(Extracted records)
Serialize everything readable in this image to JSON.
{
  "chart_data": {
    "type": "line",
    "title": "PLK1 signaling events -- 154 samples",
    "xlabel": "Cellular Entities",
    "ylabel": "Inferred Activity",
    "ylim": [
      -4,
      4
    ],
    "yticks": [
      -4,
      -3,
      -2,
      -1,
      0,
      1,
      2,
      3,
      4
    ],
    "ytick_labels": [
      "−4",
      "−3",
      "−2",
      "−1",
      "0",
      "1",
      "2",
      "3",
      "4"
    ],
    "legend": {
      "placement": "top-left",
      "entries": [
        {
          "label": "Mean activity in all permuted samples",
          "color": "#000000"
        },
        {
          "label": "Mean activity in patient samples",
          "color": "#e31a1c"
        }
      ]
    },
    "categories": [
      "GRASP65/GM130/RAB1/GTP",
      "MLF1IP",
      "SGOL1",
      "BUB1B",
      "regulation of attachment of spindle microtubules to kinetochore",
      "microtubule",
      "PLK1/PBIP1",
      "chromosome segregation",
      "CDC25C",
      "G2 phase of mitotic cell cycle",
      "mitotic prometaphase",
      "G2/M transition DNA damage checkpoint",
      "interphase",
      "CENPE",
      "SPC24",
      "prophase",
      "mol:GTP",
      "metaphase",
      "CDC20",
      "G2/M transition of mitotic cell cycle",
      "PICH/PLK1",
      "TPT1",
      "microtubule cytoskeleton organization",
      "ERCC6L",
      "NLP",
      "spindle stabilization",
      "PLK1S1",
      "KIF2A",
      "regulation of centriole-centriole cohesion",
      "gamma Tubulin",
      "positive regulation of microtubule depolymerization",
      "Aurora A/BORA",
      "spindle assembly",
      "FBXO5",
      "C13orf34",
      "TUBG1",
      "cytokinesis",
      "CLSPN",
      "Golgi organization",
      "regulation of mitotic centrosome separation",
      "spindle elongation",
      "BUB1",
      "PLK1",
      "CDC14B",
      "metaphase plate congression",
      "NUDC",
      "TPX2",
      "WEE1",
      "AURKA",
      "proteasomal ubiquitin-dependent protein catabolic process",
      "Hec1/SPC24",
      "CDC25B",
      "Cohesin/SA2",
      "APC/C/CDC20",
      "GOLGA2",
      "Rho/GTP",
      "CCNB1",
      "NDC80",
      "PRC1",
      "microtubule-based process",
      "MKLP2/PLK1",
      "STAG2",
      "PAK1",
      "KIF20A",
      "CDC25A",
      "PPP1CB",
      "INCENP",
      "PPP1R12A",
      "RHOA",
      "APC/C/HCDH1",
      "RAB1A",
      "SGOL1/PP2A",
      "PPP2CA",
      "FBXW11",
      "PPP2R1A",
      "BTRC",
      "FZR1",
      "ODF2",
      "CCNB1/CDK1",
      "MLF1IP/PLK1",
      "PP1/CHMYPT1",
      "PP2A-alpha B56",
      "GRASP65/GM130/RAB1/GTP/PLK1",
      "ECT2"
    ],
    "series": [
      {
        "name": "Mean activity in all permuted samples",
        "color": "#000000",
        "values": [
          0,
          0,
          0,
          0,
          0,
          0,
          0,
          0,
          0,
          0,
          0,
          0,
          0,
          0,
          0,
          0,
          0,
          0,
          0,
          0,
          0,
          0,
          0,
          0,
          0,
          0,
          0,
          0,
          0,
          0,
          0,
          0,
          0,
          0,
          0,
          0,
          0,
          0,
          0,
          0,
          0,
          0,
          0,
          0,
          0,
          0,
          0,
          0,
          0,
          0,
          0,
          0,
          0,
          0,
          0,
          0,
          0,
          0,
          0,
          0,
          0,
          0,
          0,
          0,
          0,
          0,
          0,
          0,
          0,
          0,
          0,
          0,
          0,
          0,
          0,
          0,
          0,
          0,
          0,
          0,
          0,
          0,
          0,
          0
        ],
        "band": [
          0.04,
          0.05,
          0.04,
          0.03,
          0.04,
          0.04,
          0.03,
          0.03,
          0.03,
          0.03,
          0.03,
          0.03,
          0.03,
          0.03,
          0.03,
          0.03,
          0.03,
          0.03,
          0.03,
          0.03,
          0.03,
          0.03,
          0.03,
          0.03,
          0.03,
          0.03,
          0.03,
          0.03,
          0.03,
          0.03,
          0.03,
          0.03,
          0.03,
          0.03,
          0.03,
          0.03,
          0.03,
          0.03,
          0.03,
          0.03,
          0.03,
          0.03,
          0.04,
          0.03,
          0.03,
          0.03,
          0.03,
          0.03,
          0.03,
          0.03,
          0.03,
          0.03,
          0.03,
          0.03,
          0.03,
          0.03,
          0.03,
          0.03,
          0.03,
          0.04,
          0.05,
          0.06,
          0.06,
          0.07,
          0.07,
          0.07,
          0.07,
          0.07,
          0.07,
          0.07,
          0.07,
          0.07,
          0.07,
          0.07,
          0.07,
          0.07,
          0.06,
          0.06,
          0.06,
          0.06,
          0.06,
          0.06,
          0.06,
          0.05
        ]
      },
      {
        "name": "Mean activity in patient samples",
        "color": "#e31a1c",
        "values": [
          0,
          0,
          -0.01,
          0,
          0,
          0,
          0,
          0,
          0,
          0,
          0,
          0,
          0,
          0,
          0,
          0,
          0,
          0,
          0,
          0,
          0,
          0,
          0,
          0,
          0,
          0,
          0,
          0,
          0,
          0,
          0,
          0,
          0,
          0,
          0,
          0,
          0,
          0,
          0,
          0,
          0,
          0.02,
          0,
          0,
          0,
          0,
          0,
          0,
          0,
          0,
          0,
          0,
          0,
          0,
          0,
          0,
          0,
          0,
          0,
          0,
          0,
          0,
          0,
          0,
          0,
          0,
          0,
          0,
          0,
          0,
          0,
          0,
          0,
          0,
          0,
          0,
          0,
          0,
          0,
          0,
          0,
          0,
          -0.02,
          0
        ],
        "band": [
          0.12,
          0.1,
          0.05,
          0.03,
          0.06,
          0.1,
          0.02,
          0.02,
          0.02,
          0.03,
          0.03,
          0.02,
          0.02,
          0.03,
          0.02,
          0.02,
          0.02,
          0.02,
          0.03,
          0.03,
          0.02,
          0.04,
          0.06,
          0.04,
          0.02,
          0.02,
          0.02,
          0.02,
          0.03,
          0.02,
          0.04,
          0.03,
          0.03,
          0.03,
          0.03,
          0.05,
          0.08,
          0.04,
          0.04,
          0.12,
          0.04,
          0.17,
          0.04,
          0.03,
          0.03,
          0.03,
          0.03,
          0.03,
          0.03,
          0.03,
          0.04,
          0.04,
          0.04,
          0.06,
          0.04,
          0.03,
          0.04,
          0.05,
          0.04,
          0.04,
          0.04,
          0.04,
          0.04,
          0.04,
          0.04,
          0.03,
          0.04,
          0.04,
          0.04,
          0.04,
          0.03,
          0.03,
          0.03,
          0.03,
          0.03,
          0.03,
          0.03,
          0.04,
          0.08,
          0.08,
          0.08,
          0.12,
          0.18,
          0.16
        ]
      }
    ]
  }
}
==
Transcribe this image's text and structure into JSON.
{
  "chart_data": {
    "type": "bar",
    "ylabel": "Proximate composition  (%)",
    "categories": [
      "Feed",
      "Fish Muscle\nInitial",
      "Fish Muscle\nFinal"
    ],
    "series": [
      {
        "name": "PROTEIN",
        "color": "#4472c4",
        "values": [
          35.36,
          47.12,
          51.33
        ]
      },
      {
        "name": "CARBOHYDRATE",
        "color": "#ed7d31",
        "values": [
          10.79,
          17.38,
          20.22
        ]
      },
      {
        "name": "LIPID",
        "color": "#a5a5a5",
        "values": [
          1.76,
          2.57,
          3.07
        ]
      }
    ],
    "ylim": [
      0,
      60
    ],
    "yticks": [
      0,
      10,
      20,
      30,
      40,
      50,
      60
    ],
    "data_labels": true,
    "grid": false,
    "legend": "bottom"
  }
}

# WHAT IS REQUIRED
Each line in which the string "mitotic" is found must be copied from the data.

# EXERCISE RESULT
      "G2 phase of mitotic cell cycle",
      "mitotic prometaphase",
      "G2/M transition of mitotic cell cycle",
      "regulation of mitotic centrosome separation",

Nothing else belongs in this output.